RECORDS SUPPLIED below:

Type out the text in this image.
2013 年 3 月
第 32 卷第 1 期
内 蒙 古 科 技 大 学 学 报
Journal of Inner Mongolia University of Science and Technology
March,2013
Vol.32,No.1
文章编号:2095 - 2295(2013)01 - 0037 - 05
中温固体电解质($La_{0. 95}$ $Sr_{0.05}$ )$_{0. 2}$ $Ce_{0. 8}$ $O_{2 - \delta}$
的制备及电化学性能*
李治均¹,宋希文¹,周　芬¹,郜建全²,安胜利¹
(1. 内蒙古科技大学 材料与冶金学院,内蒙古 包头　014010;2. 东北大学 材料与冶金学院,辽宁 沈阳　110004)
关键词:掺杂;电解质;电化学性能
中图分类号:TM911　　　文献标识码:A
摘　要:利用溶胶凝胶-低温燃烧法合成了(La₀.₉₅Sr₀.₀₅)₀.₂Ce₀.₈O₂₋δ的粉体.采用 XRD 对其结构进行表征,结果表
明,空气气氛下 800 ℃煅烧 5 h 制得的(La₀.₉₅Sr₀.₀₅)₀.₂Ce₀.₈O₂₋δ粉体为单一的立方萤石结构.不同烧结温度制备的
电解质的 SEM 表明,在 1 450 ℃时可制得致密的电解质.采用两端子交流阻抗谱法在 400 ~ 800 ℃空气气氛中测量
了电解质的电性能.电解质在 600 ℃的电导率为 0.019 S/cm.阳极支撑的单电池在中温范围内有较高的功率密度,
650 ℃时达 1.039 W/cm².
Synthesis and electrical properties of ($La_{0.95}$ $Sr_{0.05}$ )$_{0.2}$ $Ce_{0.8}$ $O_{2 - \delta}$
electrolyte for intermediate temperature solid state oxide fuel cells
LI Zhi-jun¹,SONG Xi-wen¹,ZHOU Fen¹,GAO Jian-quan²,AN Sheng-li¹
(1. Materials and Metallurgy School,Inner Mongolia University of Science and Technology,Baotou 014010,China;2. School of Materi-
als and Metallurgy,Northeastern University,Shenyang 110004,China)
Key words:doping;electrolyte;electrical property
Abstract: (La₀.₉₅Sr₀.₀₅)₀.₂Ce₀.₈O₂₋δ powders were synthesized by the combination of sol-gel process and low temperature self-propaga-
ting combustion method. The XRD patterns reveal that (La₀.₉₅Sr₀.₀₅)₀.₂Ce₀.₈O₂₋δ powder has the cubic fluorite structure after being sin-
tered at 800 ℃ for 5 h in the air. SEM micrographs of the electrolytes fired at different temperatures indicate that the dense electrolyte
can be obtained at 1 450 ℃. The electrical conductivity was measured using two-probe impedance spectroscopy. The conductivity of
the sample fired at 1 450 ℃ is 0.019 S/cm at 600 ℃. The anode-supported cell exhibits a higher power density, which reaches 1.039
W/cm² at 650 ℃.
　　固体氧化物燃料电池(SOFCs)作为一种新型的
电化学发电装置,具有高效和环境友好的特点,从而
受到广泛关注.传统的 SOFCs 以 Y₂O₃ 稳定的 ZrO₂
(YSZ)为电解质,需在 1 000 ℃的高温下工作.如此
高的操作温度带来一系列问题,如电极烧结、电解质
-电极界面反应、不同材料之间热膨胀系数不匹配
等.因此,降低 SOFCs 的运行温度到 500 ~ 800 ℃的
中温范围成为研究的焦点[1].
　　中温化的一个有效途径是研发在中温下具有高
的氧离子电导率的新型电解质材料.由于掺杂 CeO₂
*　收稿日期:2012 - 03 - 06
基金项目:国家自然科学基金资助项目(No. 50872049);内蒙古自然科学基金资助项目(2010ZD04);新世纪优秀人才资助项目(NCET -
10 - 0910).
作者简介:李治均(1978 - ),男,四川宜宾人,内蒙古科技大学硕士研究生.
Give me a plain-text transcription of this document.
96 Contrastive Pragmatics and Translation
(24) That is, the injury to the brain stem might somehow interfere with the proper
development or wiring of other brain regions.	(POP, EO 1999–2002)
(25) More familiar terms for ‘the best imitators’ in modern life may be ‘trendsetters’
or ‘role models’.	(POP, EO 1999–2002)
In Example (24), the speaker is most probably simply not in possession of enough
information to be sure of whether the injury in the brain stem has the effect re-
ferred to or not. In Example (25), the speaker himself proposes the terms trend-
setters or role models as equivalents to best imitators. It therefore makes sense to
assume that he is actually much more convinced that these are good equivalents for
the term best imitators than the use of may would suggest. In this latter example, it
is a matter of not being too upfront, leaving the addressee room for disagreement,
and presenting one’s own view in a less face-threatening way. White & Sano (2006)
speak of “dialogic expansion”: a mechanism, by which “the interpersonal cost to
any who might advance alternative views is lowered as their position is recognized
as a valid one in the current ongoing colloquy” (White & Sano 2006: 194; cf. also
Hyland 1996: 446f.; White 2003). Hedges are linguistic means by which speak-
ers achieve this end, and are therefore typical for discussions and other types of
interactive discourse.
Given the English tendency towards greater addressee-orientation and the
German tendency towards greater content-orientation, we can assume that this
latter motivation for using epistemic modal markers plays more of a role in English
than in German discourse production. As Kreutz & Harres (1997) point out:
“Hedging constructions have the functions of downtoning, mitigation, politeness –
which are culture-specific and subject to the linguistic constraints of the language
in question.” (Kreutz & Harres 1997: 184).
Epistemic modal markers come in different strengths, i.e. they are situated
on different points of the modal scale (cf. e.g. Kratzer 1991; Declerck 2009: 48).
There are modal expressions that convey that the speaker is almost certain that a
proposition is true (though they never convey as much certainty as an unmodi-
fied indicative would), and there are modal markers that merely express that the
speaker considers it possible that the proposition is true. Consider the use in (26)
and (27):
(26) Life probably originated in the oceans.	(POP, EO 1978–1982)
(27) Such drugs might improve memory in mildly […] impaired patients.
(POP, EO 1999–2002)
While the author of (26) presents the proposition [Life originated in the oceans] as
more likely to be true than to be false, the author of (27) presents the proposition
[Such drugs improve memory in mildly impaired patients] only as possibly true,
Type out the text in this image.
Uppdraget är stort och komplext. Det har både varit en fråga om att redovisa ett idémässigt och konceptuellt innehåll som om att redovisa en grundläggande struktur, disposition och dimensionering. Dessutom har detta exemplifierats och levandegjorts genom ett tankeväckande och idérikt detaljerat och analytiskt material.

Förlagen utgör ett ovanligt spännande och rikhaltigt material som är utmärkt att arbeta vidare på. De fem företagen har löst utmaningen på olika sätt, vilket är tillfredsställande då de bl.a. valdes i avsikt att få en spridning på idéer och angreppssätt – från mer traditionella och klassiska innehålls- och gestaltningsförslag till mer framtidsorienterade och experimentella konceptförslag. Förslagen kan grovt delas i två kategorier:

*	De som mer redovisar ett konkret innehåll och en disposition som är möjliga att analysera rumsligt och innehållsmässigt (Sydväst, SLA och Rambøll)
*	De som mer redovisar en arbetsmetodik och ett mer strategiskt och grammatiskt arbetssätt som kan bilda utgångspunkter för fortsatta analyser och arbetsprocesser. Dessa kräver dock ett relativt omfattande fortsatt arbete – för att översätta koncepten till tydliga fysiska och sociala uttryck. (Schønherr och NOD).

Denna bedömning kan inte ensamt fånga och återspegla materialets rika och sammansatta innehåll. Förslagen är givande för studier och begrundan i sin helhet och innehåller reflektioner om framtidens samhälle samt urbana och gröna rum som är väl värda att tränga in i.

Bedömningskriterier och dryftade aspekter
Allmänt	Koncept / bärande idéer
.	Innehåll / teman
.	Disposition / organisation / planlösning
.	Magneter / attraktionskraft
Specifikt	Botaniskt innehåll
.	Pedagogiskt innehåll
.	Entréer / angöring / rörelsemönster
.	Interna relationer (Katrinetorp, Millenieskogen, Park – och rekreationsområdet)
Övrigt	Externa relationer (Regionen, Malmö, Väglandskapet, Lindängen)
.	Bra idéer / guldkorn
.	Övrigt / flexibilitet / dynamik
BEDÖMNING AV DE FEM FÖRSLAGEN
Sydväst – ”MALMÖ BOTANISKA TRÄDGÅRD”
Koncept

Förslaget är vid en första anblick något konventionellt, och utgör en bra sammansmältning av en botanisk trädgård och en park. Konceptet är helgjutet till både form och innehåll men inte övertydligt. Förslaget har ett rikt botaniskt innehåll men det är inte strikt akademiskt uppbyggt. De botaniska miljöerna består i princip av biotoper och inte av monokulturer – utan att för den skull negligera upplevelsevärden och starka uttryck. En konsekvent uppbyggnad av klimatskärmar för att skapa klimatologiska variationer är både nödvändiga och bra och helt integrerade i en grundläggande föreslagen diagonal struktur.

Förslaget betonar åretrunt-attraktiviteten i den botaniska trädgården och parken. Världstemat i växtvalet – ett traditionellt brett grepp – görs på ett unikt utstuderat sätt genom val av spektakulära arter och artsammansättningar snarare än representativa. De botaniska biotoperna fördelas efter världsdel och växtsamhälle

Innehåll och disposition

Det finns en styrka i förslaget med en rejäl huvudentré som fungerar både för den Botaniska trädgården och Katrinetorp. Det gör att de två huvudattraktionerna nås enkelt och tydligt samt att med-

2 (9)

End of RECORDS SUPPLIED.

EXERCISE DETAILS: Give the number of lines in the records above that contain the word "equivalents". Reply with that number alone.

OUTPUT OF THE TASK: 2